With more than 90% of vote counted Labour expected to secure 64 of 120 seats


Jacinda Ardern will govern New Zealand for a second term after the Labour party secured a landslide victory in the general election, attracting so many votes that it could become the first party in decades to be able to govern alone.

With more than 90% of the vote counted, Labour had secured 49%, with the opposition National party on 27%. Labour was expected to win 64 of the 120 seats in parliament, and National, 35. It is the best result for the Labour party in 50 years.

The leader of the opposition, Judith Collins, congratulated Ardern on the “outstanding result” on Saturday night.

Speaking to supporters at Auckland town hall minutes later, Ardern thanked the nation for the strong mandate. She said elections “don’t have to be divisive” and promised to govern with positivity.

“I cannot imagine a people I would feel more privileged to work on behalf of, to work alongside and to be prime minister for,” she said to cheers.

“Tonight’s result does give Labour a very strong and a very clear mandate.”

It is an extraordinary night for Labour, which might not have to rely on a minor party to form a government.

Labour’s strong lead began early on in the night, but as the hours passed the commanding lead continued.

For months, opinion polls had pointed to a Labour victory, with the latest poll showing Labour 15 points ahead of National, which has been beleaguered by infighting and disunity.

A record number of voters – more than 1.7 million – cast their ballots in advance, accounting for almost half of the roughly 3.5 million New Zealanders on the electoral rolls.

Collins – National’s third leader this year, having taken over just three months ago – often preferred to criticise Ardern’s handling of the pandemic or plans for economic recovery, rather than promote her own policies.

^^^^^^^^^^^^^^^^

WORK TASK 1 — Please set down the part of the New Zealand election report starting with "Collins – National’s" and going on through "her own policies.".
WORK TASK 2 — According to the New Zealand election report, how many voters cast their ballots in advance?
WORK TASK 3 — Shorten the paragraph of the New Zealand election report that opens "With more than 90% of the vote counted" into a list that keeps its main facts.
The rows have no connection to the New Zealand election report.

MATERIAL SUPPLIED —

^^^^^^^^^^^^^^^^

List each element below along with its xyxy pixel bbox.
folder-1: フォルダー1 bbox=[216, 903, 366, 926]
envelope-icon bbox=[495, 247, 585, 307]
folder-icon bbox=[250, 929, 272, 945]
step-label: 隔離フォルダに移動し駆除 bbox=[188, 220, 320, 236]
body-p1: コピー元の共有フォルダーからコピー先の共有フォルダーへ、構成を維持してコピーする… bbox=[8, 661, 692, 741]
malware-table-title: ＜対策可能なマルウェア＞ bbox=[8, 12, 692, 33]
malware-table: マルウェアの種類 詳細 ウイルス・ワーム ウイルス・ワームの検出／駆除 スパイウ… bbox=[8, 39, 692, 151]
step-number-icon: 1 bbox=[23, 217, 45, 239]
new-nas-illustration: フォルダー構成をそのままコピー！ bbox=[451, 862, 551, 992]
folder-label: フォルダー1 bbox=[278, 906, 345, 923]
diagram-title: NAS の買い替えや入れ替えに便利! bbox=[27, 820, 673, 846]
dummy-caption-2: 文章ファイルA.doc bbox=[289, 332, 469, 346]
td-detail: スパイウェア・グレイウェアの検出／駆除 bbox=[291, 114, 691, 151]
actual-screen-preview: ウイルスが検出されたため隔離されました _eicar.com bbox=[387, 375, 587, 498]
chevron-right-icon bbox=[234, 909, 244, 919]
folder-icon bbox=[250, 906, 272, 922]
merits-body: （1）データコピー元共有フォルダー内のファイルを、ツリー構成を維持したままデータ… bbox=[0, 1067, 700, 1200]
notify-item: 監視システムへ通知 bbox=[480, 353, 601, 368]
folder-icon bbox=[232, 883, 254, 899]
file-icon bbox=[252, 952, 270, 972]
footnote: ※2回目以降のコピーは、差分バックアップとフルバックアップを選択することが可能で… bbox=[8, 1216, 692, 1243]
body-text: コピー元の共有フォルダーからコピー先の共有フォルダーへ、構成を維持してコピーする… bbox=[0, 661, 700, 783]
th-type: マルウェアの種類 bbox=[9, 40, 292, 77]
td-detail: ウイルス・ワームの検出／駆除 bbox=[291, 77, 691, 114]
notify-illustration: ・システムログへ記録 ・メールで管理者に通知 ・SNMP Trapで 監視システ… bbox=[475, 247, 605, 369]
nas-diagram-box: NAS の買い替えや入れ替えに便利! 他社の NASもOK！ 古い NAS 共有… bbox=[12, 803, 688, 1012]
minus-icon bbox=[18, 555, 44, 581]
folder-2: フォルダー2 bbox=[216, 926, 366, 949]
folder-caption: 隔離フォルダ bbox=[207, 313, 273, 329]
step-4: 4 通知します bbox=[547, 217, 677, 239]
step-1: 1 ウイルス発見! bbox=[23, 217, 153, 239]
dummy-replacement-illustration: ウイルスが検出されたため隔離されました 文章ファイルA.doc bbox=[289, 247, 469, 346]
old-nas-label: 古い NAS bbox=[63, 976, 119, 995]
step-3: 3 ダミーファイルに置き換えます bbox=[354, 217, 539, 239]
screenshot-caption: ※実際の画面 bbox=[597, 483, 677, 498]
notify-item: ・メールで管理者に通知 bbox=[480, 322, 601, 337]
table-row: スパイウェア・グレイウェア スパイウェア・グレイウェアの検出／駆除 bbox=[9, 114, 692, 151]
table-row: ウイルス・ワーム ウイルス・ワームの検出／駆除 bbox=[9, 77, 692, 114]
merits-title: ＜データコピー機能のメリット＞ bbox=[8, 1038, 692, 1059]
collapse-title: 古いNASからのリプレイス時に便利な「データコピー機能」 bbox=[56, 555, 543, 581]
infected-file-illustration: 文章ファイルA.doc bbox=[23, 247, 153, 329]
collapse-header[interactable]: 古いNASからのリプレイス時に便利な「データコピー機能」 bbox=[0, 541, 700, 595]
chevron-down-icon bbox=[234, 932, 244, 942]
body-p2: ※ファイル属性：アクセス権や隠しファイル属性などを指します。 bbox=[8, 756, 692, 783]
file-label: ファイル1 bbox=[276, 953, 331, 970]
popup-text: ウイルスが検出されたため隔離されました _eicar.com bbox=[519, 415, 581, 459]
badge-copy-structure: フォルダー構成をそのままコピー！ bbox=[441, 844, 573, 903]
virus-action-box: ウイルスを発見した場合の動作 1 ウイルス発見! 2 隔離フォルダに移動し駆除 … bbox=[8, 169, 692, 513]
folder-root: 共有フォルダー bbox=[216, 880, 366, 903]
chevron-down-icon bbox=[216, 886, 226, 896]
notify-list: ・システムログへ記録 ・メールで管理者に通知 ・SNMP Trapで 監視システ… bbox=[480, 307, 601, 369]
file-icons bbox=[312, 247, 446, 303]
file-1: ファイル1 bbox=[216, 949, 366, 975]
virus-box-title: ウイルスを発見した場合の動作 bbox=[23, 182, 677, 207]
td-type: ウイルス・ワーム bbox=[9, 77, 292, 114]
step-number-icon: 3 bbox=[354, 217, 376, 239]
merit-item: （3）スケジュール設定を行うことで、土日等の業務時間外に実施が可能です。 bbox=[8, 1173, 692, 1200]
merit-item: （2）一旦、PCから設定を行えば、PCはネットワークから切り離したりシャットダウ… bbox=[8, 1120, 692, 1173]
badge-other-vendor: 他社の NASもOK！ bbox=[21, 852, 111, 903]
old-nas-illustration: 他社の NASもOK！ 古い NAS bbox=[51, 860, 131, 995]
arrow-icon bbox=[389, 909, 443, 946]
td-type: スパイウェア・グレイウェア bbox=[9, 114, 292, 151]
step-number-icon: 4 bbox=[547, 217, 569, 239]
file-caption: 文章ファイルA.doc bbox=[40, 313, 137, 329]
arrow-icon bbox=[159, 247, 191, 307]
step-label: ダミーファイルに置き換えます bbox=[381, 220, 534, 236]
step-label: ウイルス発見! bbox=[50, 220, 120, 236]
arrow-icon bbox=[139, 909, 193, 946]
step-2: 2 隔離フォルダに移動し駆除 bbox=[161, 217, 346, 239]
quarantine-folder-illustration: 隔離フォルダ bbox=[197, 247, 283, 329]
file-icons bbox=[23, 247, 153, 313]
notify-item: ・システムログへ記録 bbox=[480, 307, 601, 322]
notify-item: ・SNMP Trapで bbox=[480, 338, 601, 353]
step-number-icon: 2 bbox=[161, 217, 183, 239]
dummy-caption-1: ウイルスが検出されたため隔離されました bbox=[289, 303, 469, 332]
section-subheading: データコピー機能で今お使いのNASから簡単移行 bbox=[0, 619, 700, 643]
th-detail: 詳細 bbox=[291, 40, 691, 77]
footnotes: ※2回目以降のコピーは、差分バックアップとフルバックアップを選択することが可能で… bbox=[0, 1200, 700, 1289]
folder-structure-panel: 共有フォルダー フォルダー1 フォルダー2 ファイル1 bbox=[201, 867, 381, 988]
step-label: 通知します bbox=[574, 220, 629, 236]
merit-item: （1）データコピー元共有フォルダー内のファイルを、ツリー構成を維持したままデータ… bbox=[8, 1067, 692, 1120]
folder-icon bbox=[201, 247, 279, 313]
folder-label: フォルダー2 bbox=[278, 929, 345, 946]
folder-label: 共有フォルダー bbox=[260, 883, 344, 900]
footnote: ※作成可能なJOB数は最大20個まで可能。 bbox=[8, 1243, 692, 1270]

^^^^^^^^^^^^^^^^

WORKED SOLUTION 1 —
Collins – National’s third leader this year, having taken over just three months ago – often preferred to criticise Ardern’s handling of the pandemic or plans for economic recovery, rather than promote her own policies.

WORKED SOLUTION 2 — More than 1.7 million.

WORKED SOLUTION 3 —
- Over 90% of the vote counted
- Labour: 49% of the vote, expected 64 of 120 seats
- National: 27% of the vote, expected 35 seats
- Labour's best result in 50 years